Reproduce every line of the material below word for word, with no changes.

### Record excerpts:
— begin —

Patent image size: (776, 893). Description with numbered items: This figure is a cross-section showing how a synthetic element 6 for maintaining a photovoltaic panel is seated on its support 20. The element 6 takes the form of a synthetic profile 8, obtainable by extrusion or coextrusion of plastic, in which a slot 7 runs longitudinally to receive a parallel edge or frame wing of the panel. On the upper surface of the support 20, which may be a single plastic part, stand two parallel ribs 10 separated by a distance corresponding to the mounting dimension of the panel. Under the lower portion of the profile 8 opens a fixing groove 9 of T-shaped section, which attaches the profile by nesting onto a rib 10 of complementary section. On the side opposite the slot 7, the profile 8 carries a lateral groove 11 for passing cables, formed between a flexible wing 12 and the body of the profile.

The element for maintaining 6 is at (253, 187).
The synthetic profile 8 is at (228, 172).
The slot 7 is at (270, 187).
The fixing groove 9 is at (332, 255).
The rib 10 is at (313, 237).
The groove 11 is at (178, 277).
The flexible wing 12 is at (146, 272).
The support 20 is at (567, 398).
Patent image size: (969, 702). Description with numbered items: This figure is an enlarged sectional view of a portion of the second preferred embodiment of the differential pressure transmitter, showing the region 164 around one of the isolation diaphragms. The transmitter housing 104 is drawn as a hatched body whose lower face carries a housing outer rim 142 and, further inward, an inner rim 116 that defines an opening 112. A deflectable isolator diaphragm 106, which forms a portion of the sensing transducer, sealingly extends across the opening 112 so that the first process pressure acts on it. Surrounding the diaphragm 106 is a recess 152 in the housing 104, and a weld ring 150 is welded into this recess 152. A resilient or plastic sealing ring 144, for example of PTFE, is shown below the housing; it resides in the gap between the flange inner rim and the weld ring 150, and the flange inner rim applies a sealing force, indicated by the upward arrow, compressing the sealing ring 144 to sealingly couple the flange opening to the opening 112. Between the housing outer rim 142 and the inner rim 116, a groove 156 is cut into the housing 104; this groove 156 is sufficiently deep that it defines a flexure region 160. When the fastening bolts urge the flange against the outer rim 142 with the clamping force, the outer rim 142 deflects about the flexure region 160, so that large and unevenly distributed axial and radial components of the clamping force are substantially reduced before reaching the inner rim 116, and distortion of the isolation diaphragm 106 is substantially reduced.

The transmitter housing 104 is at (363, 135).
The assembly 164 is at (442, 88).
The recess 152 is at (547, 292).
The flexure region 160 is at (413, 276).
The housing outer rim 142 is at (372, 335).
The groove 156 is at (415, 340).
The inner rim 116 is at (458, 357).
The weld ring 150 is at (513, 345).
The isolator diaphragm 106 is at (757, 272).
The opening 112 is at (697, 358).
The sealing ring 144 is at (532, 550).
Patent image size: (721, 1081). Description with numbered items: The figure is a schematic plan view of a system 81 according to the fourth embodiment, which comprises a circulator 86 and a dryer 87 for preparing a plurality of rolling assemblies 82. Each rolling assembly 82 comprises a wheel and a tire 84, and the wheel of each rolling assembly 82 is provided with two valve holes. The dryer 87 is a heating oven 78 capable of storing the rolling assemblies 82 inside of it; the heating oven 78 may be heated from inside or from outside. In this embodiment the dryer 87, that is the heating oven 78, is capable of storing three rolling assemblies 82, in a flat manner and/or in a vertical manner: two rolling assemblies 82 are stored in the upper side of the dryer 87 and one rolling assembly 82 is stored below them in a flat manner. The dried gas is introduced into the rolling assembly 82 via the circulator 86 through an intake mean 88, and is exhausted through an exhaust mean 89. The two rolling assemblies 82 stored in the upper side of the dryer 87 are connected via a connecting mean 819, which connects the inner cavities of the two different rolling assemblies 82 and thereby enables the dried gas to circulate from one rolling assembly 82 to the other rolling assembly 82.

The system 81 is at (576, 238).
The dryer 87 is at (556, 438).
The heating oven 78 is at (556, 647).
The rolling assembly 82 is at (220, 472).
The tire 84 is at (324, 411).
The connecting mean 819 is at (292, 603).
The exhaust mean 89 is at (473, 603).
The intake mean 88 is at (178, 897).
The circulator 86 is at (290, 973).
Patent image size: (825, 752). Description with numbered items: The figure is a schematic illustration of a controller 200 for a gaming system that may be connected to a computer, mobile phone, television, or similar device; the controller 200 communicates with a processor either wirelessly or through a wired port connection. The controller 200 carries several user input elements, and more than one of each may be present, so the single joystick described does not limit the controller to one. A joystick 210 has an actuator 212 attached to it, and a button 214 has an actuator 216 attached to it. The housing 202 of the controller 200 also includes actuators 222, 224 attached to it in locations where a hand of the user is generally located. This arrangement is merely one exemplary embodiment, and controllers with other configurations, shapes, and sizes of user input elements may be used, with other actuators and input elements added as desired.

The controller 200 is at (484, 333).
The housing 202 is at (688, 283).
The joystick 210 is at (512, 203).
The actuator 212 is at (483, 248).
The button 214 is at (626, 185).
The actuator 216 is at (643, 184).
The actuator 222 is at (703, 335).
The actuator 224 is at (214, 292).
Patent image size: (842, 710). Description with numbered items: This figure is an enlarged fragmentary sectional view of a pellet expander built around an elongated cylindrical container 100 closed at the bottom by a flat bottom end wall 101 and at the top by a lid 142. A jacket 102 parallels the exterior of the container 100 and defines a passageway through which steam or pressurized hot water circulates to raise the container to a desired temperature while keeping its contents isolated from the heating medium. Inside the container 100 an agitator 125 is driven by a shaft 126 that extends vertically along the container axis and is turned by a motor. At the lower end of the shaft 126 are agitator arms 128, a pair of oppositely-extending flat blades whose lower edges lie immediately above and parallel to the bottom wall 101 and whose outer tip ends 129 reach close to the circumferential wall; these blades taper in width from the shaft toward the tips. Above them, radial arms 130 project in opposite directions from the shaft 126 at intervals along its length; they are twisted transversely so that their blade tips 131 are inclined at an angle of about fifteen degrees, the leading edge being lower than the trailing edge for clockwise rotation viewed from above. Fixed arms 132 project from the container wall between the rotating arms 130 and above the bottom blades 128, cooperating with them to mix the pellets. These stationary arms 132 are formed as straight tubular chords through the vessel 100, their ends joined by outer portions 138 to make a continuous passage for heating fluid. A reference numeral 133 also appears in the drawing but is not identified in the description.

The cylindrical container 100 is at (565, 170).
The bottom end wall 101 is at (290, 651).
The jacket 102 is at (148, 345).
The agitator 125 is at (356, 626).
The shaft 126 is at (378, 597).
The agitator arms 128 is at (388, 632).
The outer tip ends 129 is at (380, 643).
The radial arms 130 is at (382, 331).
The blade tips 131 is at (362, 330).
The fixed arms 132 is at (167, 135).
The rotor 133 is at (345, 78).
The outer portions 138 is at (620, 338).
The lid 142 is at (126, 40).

— end —

### Reply:
Patent image size: (776, 893). Description with numbered items: This figure is a cross-section showing how a synthetic element 6 for maintaining a photovoltaic panel is seated on its support 20. The element 6 takes the form of a synthetic profile 8, obtainable by extrusion or coextrusion of plastic, in which a slot 7 runs longitudinally to receive a parallel edge or frame wing of the panel. On the upper surface of the support 20, which may be a single plastic part, stand two parallel ribs 10 separated by a distance corresponding to the mounting dimension of the panel. Under the lower portion of the profile 8 opens a fixing groove 9 of T-shaped section, which attaches the profile by nesting onto a rib 10 of complementary section. On the side opposite the slot 7, the profile 8 carries a lateral groove 11 for passing cables, formed between a flexible wing 12 and the body of the profile.

The element for maintaining 6 is at (253, 187).
The synthetic profile 8 is at (228, 172).
The slot 7 is at (270, 187).
The fixing groove 9 is at (332, 255).
The rib 10 is at (313, 237).
The groove 11 is at (178, 277).
The flexible wing 12 is at (146, 272).
The support 20 is at (567, 398).
Patent image size: (969, 702). Description with numbered items: This figure is an enlarged sectional view of a portion of the second preferred embodiment of the differential pressure transmitter, showing the region 164 around one of the isolation diaphragms. The transmitter housing 104 is drawn as a hatched body whose lower face carries a housing outer rim 142 and, further inward, an inner rim 116 that defines an opening 112. A deflectable isolator diaphragm 106, which forms a portion of the sensing transducer, sealingly extends across the opening 112 so that the first process pressure acts on it. Surrounding the diaphragm 106 is a recess 152 in the housing 104, and a weld ring 150 is welded into this recess 152. A resilient or plastic sealing ring 144, for example of PTFE, is shown below the housing; it resides in the gap between the flange inner rim and the weld ring 150, and the flange inner rim applies a sealing force, indicated by the upward arrow, compressing the sealing ring 144 to sealingly couple the flange opening to the opening 112. Between the housing outer rim 142 and the inner rim 116, a groove 156 is cut into the housing 104; this groove 156 is sufficiently deep that it defines a flexure region 160. When the fastening bolts urge the flange against the outer rim 142 with the clamping force, the outer rim 142 deflects about the flexure region 160, so that large and unevenly distributed axial and radial components of the clamping force are substantially reduced before reaching the inner rim 116, and distortion of the isolation diaphragm 106 is substantially reduced.

The transmitter housing 104 is at (363, 135).
The assembly 164 is at (442, 88).
The recess 152 is at (547, 292).
The flexure region 160 is at (413, 276).
The housing outer rim 142 is at (372, 335).
The groove 156 is at (415, 340).
The inner rim 116 is at (458, 357).
The weld ring 150 is at (513, 345).
The isolator diaphragm 106 is at (757, 272).
The opening 112 is at (697, 358).
The sealing ring 144 is at (532, 550).
Patent image size: (721, 1081). Description with numbered items: The figure is a schematic plan view of a system 81 according to the fourth embodiment, which comprises a circulator 86 and a dryer 87 for preparing a plurality of rolling assemblies 82. Each rolling assembly 82 comprises a wheel and a tire 84, and the wheel of each rolling assembly 82 is provided with two valve holes. The dryer 87 is a heating oven 78 capable of storing the rolling assemblies 82 inside of it; the heating oven 78 may be heated from inside or from outside. In this embodiment the dryer 87, that is the heating oven 78, is capable of storing three rolling assemblies 82, in a flat manner and/or in a vertical manner: two rolling assemblies 82 are stored in the upper side of the dryer 87 and one rolling assembly 82 is stored below them in a flat manner. The dried gas is introduced into the rolling assembly 82 via the circulator 86 through an intake mean 88, and is exhausted through an exhaust mean 89. The two rolling assemblies 82 stored in the upper side of the dryer 87 are connected via a connecting mean 819, which connects the inner cavities of the two different rolling assemblies 82 and thereby enables the dried gas to circulate from one rolling assembly 82 to the other rolling assembly 82.

The system 81 is at (576, 238).
The dryer 87 is at (556, 438).
The heating oven 78 is at (556, 647).
The rolling assembly 82 is at (220, 472).
The tire 84 is at (324, 411).
The connecting mean 819 is at (292, 603).
The exhaust mean 89 is at (473, 603).
The intake mean 88 is at (178, 897).
The circulator 86 is at (290, 973).
Patent image size: (825, 752). Description with numbered items: The figure is a schematic illustration of a controller 200 for a gaming system that may be connected to a computer, mobile phone, television, or similar device; the controller 200 communicates with a processor either wirelessly or through a wired port connection. The controller 200 carries several user input elements, and more than one of each may be present, so the single joystick described does not limit the controller to one. A joystick 210 has an actuator 212 attached to it, and a button 214 has an actuator 216 attached to it. The housing 202 of the controller 200 also includes actuators 222, 224 attached to it in locations where a hand of the user is generally located. This arrangement is merely one exemplary embodiment, and controllers with other configurations, shapes, and sizes of user input elements may be used, with other actuators and input elements added as desired.

The controller 200 is at (484, 333).
The housing 202 is at (688, 283).
The joystick 210 is at (512, 203).
The actuator 212 is at (483, 248).
The button 214 is at (626, 185).
The actuator 216 is at (643, 184).
The actuator 222 is at (703, 335).
The actuator 224 is at (214, 292).
Patent image size: (842, 710). Description with numbered items: This figure is an enlarged fragmentary sectional view of a pellet expander built around an elongated cylindrical container 100 closed at the bottom by a flat bottom end wall 101 and at the top by a lid 142. A jacket 102 parallels the exterior of the container 100 and defines a passageway through which steam or pressurized hot water circulates to raise the container to a desired temperature while keeping its contents isolated from the heating medium. Inside the container 100 an agitator 125 is driven by a shaft 126 that extends vertically along the container axis and is turned by a motor. At the lower end of the shaft 126 are agitator arms 128, a pair of oppositely-extending flat blades whose lower edges lie immediately above and parallel to the bottom wall 101 and whose outer tip ends 129 reach close to the circumferential wall; these blades taper in width from the shaft toward the tips. Above them, radial arms 130 project in opposite directions from the shaft 126 at intervals along its length; they are twisted transversely so that their blade tips 131 are inclined at an angle of about fifteen degrees, the leading edge being lower than the trailing edge for clockwise rotation viewed from above. Fixed arms 132 project from the container wall between the rotating arms 130 and above the bottom blades 128, cooperating with them to mix the pellets. These stationary arms 132 are formed as straight tubular chords through the vessel 100, their ends joined by outer portions 138 to make a continuous passage for heating fluid. A reference numeral 133 also appears in the drawing but is not identified in the description.

The cylindrical container 100 is at (565, 170).
The bottom end wall 101 is at (290, 651).
The jacket 102 is at (148, 345).
The agitator 125 is at (356, 626).
The shaft 126 is at (378, 597).
The agitator arms 128 is at (388, 632).
The outer tip ends 129 is at (380, 643).
The radial arms 130 is at (382, 331).
The blade tips 131 is at (362, 330).
The fixed arms 132 is at (167, 135).
The rotor 133 is at (345, 78).
The outer portions 138 is at (620, 338).
The lid 142 is at (126, 40).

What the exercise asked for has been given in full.